What is required: Look through the data and write out every line with the word "user" in it.

# # # # #

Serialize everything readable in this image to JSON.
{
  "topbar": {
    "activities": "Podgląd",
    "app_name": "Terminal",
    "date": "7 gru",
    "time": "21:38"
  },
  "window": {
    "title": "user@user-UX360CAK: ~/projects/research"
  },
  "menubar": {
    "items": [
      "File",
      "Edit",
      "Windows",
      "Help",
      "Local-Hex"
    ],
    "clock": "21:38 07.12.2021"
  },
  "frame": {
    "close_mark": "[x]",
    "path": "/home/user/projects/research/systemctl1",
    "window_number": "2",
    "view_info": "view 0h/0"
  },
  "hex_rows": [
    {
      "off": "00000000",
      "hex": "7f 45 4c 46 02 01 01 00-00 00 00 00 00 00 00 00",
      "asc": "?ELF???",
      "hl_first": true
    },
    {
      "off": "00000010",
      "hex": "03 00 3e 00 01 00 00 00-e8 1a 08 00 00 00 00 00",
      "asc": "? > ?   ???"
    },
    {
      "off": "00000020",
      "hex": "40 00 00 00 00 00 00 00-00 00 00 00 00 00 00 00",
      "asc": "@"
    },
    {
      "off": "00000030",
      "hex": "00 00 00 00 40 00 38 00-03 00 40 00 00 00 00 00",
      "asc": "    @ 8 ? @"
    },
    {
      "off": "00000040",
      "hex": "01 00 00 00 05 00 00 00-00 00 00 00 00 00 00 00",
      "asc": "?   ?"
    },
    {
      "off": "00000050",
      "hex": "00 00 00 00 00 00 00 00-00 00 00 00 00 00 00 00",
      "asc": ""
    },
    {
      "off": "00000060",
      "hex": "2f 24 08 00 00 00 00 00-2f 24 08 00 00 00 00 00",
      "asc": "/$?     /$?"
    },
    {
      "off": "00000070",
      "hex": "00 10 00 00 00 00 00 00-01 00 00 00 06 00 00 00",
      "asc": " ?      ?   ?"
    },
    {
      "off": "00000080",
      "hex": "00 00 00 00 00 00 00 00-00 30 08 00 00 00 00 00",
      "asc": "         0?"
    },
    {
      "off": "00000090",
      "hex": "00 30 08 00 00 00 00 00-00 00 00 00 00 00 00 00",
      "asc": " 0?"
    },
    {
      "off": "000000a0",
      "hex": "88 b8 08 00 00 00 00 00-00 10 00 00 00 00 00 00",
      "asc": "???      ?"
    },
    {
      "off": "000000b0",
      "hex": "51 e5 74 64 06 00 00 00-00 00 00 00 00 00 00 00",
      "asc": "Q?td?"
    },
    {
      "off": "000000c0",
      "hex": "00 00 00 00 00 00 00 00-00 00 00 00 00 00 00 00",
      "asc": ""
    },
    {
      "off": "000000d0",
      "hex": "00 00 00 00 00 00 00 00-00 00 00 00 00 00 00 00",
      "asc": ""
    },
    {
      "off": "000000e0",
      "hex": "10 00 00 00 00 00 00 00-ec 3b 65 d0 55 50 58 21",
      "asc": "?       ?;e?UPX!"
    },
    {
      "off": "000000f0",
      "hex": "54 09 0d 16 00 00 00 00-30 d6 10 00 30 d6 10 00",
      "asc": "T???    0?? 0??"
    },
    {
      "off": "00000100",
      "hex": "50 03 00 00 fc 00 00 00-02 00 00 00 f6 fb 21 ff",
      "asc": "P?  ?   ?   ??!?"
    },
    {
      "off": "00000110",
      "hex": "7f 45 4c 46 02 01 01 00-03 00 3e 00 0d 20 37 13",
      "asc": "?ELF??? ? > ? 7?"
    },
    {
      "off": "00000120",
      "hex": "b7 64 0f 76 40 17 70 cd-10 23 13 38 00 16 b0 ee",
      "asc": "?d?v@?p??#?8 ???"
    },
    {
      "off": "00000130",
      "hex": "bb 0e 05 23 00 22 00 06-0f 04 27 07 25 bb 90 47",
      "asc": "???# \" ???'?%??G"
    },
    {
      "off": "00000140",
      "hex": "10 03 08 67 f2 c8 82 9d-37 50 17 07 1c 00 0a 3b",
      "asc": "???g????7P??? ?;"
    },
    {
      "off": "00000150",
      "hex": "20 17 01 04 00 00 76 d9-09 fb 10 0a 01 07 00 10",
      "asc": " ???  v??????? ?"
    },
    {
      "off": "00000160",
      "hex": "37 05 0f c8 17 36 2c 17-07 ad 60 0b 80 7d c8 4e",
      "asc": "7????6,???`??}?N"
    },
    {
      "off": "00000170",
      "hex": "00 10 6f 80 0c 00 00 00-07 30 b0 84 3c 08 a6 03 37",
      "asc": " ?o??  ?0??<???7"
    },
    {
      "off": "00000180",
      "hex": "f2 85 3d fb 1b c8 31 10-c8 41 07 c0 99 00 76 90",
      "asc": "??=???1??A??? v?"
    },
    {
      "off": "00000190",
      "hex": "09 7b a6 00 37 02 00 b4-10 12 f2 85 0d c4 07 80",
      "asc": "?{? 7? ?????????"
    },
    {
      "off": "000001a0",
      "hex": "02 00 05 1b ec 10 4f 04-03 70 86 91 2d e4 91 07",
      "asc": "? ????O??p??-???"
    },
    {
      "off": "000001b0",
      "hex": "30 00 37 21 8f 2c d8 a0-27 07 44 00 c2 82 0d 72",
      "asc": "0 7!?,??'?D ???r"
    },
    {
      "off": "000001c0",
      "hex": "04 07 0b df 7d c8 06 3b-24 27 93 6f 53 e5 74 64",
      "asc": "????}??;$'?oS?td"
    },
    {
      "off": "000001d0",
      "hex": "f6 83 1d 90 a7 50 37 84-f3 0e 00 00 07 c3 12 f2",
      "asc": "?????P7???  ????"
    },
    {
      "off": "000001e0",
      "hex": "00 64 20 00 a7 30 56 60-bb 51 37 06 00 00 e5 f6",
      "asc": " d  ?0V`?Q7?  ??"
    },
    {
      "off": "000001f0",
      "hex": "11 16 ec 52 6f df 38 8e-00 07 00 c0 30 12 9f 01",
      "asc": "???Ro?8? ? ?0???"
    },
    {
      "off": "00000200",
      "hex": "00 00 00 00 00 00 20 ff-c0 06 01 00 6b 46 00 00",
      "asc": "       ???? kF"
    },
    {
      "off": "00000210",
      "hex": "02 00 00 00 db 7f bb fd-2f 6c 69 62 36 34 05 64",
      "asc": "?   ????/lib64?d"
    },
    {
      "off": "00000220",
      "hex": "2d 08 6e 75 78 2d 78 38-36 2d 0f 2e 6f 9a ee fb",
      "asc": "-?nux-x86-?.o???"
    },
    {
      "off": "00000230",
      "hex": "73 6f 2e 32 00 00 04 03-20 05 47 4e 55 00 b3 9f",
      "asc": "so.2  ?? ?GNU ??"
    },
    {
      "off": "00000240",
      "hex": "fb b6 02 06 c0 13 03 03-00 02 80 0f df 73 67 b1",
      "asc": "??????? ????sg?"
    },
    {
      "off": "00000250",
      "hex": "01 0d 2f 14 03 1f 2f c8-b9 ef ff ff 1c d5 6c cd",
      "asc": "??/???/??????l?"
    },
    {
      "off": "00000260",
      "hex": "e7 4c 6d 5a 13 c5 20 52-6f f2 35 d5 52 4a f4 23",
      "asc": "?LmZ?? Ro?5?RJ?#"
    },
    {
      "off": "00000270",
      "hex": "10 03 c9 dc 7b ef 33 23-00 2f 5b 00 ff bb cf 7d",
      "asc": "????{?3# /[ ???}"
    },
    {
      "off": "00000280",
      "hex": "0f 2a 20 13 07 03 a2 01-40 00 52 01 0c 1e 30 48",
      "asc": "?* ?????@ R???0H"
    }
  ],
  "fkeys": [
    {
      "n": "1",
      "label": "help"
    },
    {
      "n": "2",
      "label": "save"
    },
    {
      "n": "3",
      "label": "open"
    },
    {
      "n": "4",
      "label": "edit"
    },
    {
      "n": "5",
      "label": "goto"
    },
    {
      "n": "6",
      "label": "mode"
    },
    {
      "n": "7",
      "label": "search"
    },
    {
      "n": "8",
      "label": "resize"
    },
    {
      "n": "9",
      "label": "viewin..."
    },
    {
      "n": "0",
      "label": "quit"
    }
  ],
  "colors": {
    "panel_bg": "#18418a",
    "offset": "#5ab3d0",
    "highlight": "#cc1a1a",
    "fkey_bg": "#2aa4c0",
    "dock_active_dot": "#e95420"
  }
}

# # # # #

Solution:
    "title": "user@user-UX360CAK: ~/projects/research"
    "path": "/home/user/projects/research/systemctl1",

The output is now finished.